**Dataset excerpts**.
━━━

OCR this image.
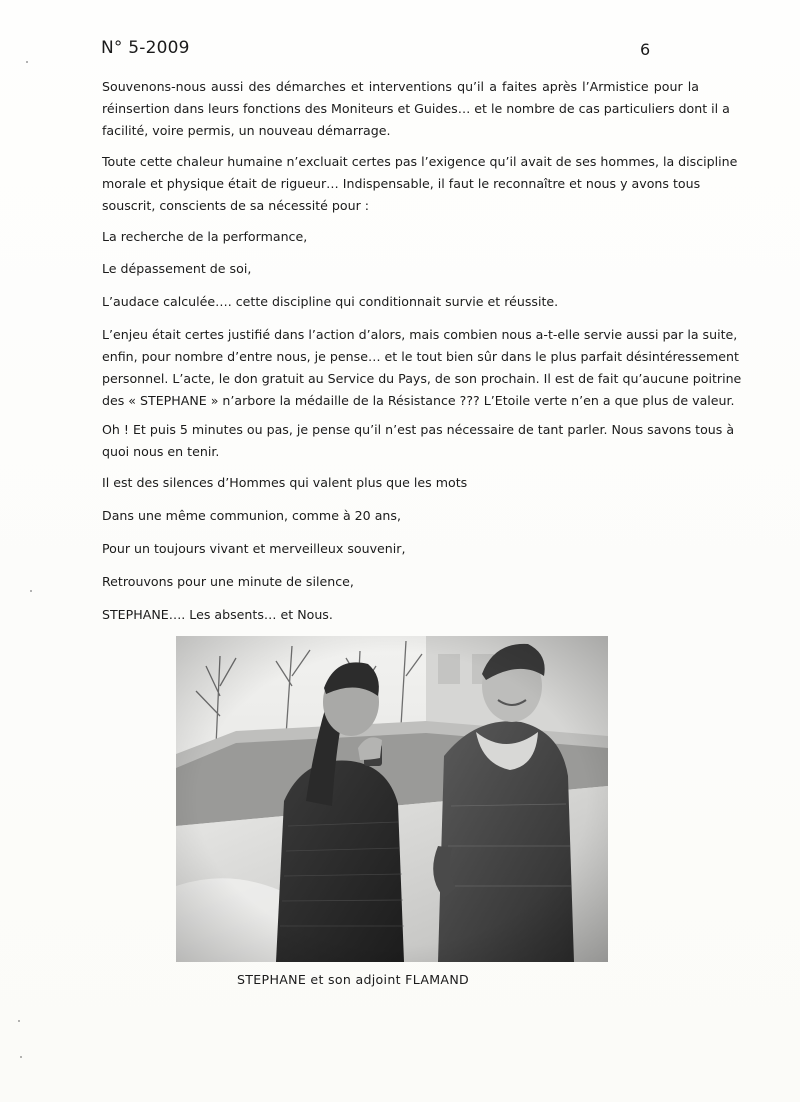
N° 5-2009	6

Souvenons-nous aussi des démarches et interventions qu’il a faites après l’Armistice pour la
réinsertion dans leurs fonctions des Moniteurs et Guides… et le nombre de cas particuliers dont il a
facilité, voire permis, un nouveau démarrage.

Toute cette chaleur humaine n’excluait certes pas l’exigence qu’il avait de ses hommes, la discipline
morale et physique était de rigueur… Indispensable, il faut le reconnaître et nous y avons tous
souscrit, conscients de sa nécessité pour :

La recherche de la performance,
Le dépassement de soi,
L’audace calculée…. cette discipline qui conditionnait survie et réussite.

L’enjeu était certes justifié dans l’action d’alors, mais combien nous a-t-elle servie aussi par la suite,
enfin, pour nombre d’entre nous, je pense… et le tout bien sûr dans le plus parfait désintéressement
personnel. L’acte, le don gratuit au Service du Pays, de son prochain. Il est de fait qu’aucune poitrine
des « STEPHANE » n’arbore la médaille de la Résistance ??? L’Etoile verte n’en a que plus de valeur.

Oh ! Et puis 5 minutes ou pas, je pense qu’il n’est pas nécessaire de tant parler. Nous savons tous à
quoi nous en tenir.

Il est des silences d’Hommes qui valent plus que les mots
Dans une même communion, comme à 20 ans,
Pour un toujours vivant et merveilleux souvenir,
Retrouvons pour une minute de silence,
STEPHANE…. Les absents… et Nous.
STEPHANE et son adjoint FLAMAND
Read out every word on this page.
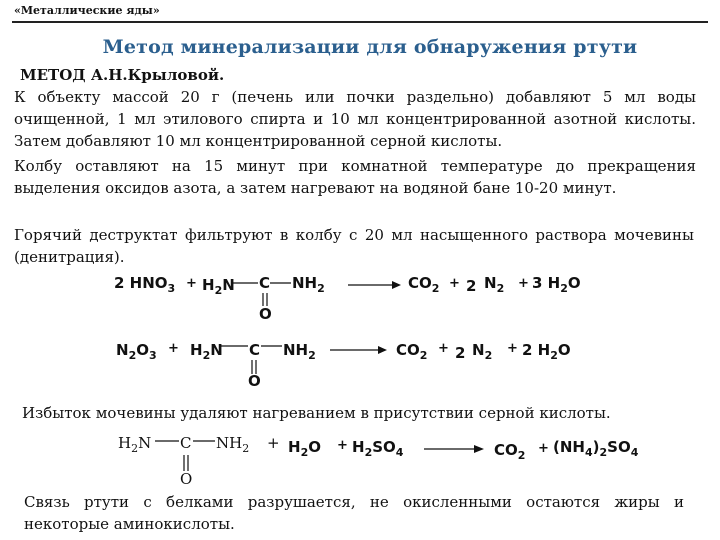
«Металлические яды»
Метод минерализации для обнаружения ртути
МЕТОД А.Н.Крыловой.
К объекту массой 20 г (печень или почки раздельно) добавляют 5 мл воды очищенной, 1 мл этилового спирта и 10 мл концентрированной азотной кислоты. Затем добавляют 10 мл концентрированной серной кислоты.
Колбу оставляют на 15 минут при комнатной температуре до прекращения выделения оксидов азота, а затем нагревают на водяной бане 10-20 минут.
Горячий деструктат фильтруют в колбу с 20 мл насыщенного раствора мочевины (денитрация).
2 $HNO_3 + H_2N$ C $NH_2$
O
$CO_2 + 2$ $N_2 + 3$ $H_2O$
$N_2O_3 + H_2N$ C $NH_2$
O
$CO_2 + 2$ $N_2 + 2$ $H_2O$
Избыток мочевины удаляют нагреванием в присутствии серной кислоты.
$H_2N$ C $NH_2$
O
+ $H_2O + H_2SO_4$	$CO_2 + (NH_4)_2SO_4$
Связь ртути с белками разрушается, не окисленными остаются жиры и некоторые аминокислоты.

━━━

**Goal**.
Transcribe the whole listing exactly. Pictures stay out of your copy.

**Solution to this problem**.
OCR this image.
N° 5-2009	6

Souvenons-nous aussi des démarches et interventions qu’il a faites après l’Armistice pour la
réinsertion dans leurs fonctions des Moniteurs et Guides… et le nombre de cas particuliers dont il a
facilité, voire permis, un nouveau démarrage.

Toute cette chaleur humaine n’excluait certes pas l’exigence qu’il avait de ses hommes, la discipline
morale et physique était de rigueur… Indispensable, il faut le reconnaître et nous y avons tous
souscrit, conscients de sa nécessité pour :

La recherche de la performance,
Le dépassement de soi,
L’audace calculée…. cette discipline qui conditionnait survie et réussite.

L’enjeu était certes justifié dans l’action d’alors, mais combien nous a-t-elle servie aussi par la suite,
enfin, pour nombre d’entre nous, je pense… et le tout bien sûr dans le plus parfait désintéressement
personnel. L’acte, le don gratuit au Service du Pays, de son prochain. Il est de fait qu’aucune poitrine
des « STEPHANE » n’arbore la médaille de la Résistance ??? L’Etoile verte n’en a que plus de valeur.

Oh ! Et puis 5 minutes ou pas, je pense qu’il n’est pas nécessaire de tant parler. Nous savons tous à
quoi nous en tenir.

Il est des silences d’Hommes qui valent plus que les mots
Dans une même communion, comme à 20 ans,
Pour un toujours vivant et merveilleux souvenir,
Retrouvons pour une minute de silence,
STEPHANE…. Les absents… et Nous.
STEPHANE et son adjoint FLAMAND
Read out every word on this page.
«Металлические яды»
Метод минерализации для обнаружения ртути
МЕТОД А.Н.Крыловой.
К объекту массой 20 г (печень или почки раздельно) добавляют 5 мл воды очищенной, 1 мл этилового спирта и 10 мл концентрированной азотной кислоты. Затем добавляют 10 мл концентрированной серной кислоты.
Колбу оставляют на 15 минут при комнатной температуре до прекращения выделения оксидов азота, а затем нагревают на водяной бане 10-20 минут.
Горячий деструктат фильтруют в колбу с 20 мл насыщенного раствора мочевины (денитрация).
2 $HNO_3 + H_2N$ C $NH_2$
O
$CO_2 + 2$ $N_2 + 3$ $H_2O$
$N_2O_3 + H_2N$ C $NH_2$
O
$CO_2 + 2$ $N_2 + 2$ $H_2O$
Избыток мочевины удаляют нагреванием в присутствии серной кислоты.
$H_2N$ C $NH_2$
O
+ $H_2O + H_2SO_4$	$CO_2 + (NH_4)_2SO_4$
Связь ртути с белками разрушается, не окисленными остаются жиры и некоторые аминокислоты.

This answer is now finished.